What you are asked to do
Report each line of the data that has "Soils" somewhere in it.

━━━ Provided records ━━━

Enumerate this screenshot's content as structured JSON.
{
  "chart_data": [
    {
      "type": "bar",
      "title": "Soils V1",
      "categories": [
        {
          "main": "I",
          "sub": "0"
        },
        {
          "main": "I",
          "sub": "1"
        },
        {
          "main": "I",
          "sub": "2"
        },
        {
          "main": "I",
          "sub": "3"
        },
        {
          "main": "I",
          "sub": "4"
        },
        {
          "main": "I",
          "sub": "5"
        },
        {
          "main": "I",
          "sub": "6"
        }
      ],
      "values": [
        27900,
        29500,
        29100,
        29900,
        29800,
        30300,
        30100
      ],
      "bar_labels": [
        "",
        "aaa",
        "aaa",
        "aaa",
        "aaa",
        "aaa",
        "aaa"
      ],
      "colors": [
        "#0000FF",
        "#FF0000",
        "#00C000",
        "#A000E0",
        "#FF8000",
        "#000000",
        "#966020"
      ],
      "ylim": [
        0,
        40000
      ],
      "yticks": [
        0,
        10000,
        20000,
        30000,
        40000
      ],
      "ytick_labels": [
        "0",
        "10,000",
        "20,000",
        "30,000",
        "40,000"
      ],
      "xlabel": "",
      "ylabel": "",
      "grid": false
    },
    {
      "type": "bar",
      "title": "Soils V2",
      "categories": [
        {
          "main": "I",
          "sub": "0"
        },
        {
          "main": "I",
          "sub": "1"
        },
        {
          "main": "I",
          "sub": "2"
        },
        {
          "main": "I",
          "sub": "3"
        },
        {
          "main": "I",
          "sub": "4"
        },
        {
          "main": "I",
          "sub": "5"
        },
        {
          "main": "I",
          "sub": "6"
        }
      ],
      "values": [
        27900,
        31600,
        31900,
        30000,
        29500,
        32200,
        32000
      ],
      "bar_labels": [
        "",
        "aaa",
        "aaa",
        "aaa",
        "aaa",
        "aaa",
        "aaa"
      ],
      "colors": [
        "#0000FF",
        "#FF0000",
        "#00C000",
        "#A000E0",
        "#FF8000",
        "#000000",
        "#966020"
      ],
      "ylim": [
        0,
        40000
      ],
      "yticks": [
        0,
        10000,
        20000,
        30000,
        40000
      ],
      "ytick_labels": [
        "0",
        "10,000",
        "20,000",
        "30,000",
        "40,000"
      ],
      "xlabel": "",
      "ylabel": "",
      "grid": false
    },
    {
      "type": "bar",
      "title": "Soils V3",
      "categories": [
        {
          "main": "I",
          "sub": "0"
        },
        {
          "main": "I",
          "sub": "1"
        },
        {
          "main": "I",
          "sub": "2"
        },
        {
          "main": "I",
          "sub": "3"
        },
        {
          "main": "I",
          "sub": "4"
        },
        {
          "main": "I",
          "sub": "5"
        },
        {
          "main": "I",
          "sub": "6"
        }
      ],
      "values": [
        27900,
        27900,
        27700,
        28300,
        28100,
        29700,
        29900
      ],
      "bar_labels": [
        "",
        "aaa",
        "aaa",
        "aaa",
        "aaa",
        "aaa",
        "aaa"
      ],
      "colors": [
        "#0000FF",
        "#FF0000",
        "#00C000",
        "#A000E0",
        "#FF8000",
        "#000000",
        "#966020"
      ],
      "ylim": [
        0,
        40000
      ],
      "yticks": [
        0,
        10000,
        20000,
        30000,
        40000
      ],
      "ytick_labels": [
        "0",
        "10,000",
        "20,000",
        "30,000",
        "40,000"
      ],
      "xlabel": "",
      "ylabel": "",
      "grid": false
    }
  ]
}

━━━

Response
      "title": "Soils V1",
      "title": "Soils V2",
      "title": "Soils V3",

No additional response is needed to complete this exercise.